*Data for processing*:
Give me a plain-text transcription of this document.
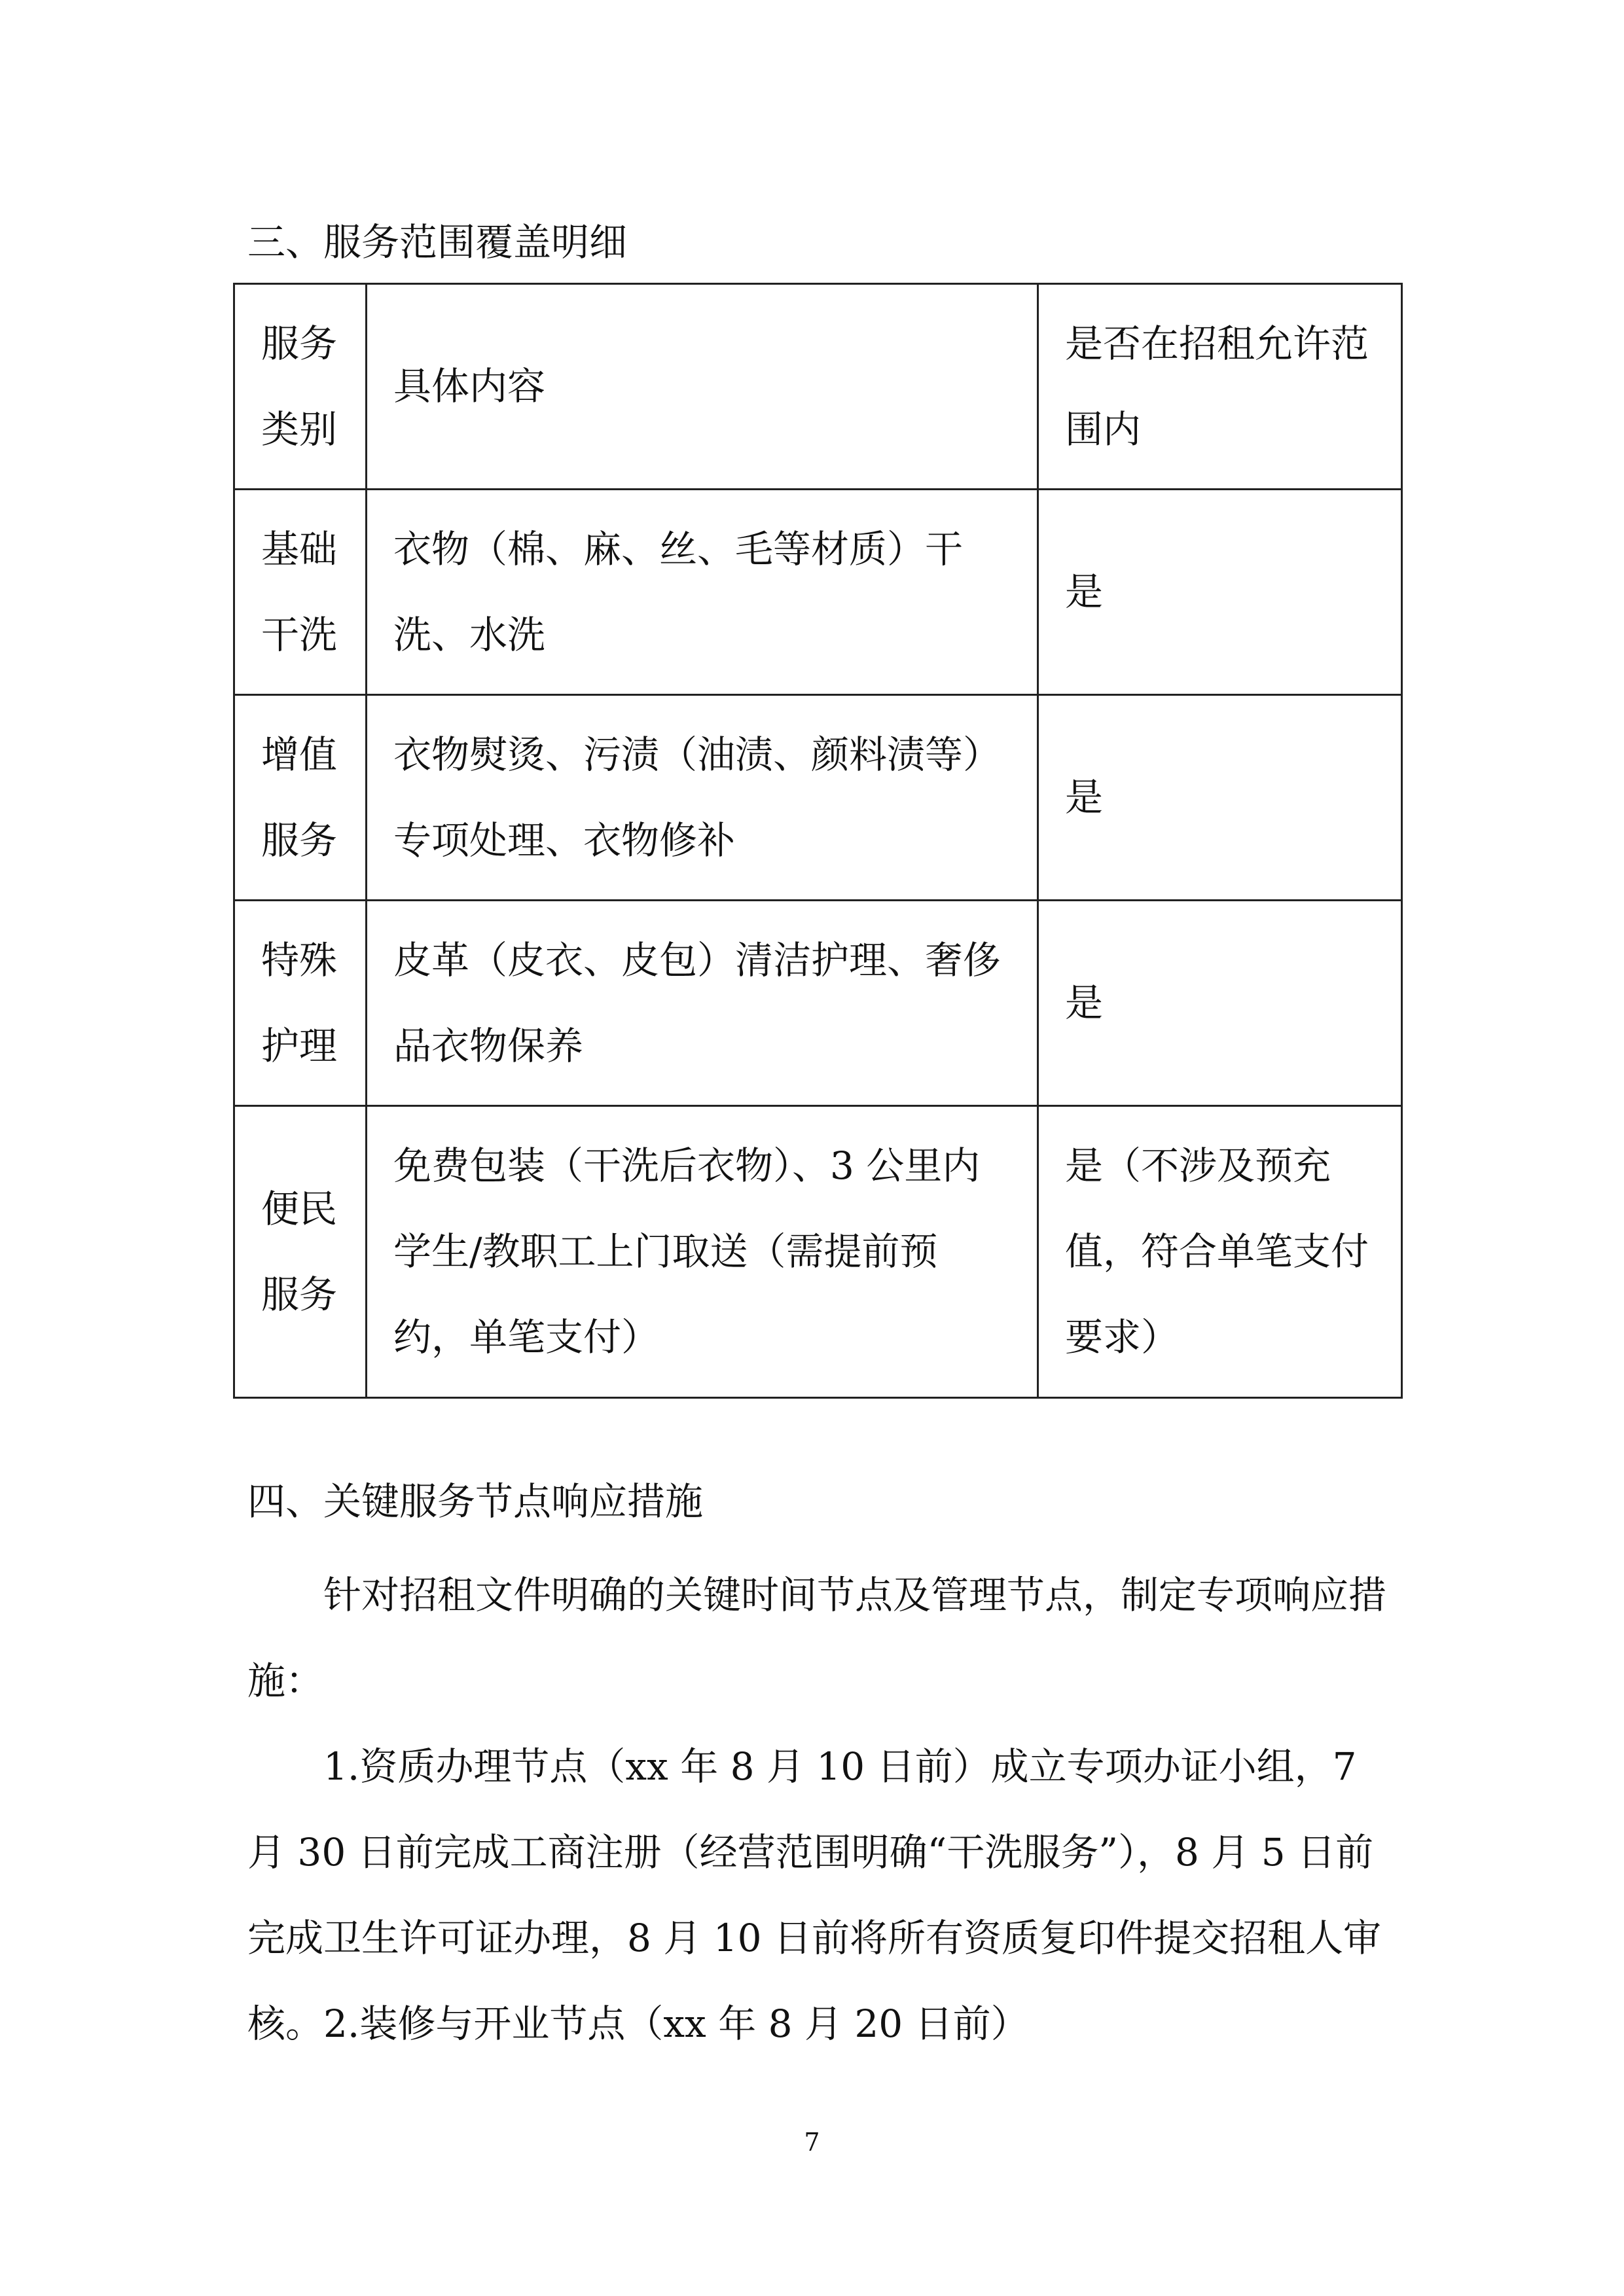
三、服务范围覆盖明细
服务类别	具体内容	是否在招租允许范围内
基础干洗	衣物（棉、麻、丝、毛等材质）干洗、水洗	是
增值服务	衣物熨烫、污渍（油渍、颜料渍等）专项处理、衣物修补	是
特殊护理	皮革（皮衣、皮包）清洁护理、奢侈品衣物保养	是
便民服务	免费包装（干洗后衣物）、3 公里内学生/教职工上门取送（需提前预约，单笔支付）	是（不涉及预充值，符合单笔支付要求）
四、关键服务节点响应措施

针对招租文件明确的关键时间节点及管理节点，制定专项响应措施：

1.资质办理节点（xx 年 8 月 10 日前）成立专项办证小组，7 月 30 日前完成工商注册（经营范围明确“干洗服务”），8 月 5 日前完成卫生许可证办理，8 月 10 日前将所有资质复印件提交招租人审核。 2.装修与开业节点（xx 年 8 月 20 日前）

7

*Exercise description*: Copy out the records above in full, exactly as written, but not the pictures.

*Exercise output*:
Give me a plain-text transcription of this document.
三、服务范围覆盖明细
服务类别	具体内容	是否在招租允许范围内
基础干洗	衣物（棉、麻、丝、毛等材质）干洗、水洗	是
增值服务	衣物熨烫、污渍（油渍、颜料渍等）专项处理、衣物修补	是
特殊护理	皮革（皮衣、皮包）清洁护理、奢侈品衣物保养	是
便民服务	免费包装（干洗后衣物）、3 公里内学生/教职工上门取送（需提前预约，单笔支付）	是（不涉及预充值，符合单笔支付要求）
四、关键服务节点响应措施

针对招租文件明确的关键时间节点及管理节点，制定专项响应措施：

1.资质办理节点（xx 年 8 月 10 日前）成立专项办证小组，7 月 30 日前完成工商注册（经营范围明确“干洗服务”），8 月 5 日前完成卫生许可证办理，8 月 10 日前将所有资质复印件提交招租人审核。 2.装修与开业节点（xx 年 8 月 20 日前）

7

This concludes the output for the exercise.